● **Short exercise**: Reproduce the listing below in full and without alteration, apart from its pictures.

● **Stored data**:
## begin

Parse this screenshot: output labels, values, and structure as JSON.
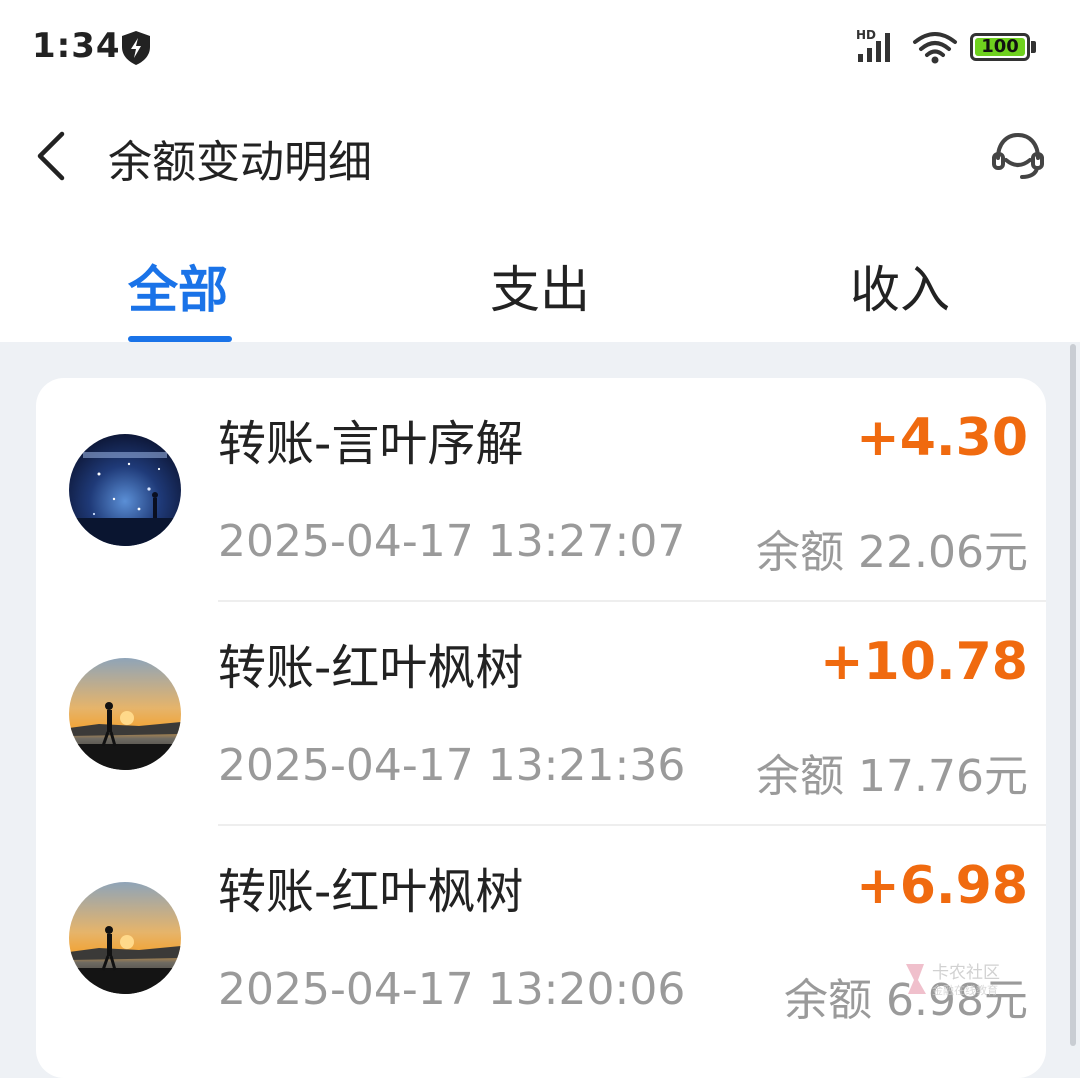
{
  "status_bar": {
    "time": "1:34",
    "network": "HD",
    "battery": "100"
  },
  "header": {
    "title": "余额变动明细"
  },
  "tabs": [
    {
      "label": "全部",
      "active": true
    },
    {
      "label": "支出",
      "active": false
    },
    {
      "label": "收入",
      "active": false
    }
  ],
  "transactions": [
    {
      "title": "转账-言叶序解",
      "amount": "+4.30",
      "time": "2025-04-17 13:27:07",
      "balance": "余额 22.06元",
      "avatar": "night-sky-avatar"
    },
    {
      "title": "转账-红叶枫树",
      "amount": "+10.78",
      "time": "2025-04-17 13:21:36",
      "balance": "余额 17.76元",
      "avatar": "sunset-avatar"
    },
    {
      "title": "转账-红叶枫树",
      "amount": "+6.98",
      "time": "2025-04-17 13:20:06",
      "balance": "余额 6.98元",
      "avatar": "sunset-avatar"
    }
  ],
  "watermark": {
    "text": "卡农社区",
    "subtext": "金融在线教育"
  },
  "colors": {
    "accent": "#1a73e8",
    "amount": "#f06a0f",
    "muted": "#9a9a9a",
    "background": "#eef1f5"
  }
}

## end

● **Complete answer**:
Parse this screenshot: output labels, values, and structure as JSON.
{
  "status_bar": {
    "time": "1:34",
    "network": "HD",
    "battery": "100"
  },
  "header": {
    "title": "余额变动明细"
  },
  "tabs": [
    {
      "label": "全部",
      "active": true
    },
    {
      "label": "支出",
      "active": false
    },
    {
      "label": "收入",
      "active": false
    }
  ],
  "transactions": [
    {
      "title": "转账-言叶序解",
      "amount": "+4.30",
      "time": "2025-04-17 13:27:07",
      "balance": "余额 22.06元",
      "avatar": "night-sky-avatar"
    },
    {
      "title": "转账-红叶枫树",
      "amount": "+10.78",
      "time": "2025-04-17 13:21:36",
      "balance": "余额 17.76元",
      "avatar": "sunset-avatar"
    },
    {
      "title": "转账-红叶枫树",
      "amount": "+6.98",
      "time": "2025-04-17 13:20:06",
      "balance": "余额 6.98元",
      "avatar": "sunset-avatar"
    }
  ],
  "watermark": {
    "text": "卡农社区",
    "subtext": "金融在线教育"
  },
  "colors": {
    "accent": "#1a73e8",
    "amount": "#f06a0f",
    "muted": "#9a9a9a",
    "background": "#eef1f5"
  }
}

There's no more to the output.